§ GIVEN PROBLEM: What number of lines hold the word "GEORGE"? State that number and nothing besides.

#### EXERCISE INPUTS ####

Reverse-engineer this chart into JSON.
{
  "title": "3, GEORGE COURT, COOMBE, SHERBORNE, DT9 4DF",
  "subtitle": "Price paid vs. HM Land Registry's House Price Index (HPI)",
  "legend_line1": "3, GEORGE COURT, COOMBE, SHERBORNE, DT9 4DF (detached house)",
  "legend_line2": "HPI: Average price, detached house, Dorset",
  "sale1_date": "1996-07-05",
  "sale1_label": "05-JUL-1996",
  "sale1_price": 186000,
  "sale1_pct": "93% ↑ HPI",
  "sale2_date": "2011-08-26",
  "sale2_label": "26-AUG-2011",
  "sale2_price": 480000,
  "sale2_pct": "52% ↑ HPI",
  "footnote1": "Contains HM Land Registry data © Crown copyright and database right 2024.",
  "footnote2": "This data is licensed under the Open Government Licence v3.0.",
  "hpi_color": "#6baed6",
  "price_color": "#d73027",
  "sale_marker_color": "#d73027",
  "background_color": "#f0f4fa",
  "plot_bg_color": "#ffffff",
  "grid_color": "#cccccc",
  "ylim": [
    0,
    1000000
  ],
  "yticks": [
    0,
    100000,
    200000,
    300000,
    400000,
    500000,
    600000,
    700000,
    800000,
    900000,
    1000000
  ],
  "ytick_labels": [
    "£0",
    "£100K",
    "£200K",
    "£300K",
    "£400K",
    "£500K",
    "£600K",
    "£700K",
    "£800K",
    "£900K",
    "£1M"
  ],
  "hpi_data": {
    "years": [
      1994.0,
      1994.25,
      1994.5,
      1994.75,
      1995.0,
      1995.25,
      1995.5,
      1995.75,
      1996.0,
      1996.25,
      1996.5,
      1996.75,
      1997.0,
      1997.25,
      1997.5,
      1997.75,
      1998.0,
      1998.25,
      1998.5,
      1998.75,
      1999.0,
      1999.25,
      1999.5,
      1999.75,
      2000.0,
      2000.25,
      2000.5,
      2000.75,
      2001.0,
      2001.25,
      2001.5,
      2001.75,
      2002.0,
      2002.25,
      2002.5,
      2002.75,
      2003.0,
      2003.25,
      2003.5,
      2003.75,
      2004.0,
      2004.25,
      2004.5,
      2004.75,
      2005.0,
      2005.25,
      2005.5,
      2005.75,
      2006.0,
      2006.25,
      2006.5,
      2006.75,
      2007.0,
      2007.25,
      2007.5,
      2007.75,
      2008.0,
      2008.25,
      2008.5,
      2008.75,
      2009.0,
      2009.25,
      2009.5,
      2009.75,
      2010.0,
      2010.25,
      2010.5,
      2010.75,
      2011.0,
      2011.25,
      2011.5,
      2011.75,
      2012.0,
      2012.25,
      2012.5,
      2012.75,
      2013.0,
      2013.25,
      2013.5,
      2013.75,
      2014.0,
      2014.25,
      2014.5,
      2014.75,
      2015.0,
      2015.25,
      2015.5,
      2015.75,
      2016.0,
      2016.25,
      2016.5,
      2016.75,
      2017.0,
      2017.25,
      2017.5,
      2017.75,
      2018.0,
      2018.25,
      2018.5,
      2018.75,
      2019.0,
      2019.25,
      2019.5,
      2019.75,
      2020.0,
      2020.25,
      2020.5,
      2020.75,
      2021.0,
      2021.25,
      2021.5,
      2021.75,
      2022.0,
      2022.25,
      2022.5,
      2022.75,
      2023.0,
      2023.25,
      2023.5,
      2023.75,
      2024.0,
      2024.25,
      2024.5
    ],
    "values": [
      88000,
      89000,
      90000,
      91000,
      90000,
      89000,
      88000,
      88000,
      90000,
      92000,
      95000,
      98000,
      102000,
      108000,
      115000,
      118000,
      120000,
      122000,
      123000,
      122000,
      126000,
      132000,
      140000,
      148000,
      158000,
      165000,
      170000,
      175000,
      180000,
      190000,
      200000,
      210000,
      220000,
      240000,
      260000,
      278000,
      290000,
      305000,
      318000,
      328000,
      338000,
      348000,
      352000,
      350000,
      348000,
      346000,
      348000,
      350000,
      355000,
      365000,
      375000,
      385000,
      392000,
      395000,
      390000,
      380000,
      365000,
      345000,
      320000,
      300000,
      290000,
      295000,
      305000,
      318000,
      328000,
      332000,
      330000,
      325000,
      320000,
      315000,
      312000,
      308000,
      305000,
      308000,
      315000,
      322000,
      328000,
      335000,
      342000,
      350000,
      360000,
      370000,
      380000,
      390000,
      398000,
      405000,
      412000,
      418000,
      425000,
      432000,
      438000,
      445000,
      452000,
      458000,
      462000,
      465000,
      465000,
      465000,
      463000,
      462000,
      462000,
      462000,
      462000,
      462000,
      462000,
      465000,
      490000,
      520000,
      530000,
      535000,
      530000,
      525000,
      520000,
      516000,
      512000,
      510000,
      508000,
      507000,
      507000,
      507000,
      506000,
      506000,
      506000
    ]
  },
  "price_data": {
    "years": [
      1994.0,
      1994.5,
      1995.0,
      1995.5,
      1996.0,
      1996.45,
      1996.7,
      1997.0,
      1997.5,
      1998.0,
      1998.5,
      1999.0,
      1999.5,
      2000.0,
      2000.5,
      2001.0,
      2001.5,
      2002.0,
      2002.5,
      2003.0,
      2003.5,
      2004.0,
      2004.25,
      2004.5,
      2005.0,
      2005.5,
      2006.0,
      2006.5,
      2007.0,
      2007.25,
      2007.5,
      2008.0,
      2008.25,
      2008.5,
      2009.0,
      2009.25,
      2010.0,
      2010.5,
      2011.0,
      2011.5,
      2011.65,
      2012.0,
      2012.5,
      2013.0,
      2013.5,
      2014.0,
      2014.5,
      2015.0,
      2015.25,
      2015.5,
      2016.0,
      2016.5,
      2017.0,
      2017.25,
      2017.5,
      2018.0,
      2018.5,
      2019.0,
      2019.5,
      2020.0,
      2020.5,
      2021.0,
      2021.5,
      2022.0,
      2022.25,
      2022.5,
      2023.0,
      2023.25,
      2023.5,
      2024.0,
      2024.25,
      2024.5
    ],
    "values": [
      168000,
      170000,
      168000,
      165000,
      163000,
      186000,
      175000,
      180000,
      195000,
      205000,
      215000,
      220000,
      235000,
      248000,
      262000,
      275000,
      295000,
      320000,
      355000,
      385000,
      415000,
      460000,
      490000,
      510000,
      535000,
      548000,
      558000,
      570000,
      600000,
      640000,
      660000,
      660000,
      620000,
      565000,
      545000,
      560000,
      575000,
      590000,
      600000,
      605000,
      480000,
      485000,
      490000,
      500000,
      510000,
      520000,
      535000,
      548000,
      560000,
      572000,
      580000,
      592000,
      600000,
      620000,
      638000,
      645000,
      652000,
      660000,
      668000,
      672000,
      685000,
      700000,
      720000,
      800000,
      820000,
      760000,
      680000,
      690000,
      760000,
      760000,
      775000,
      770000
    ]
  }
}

####

§ THE COMPLETED TASK: 2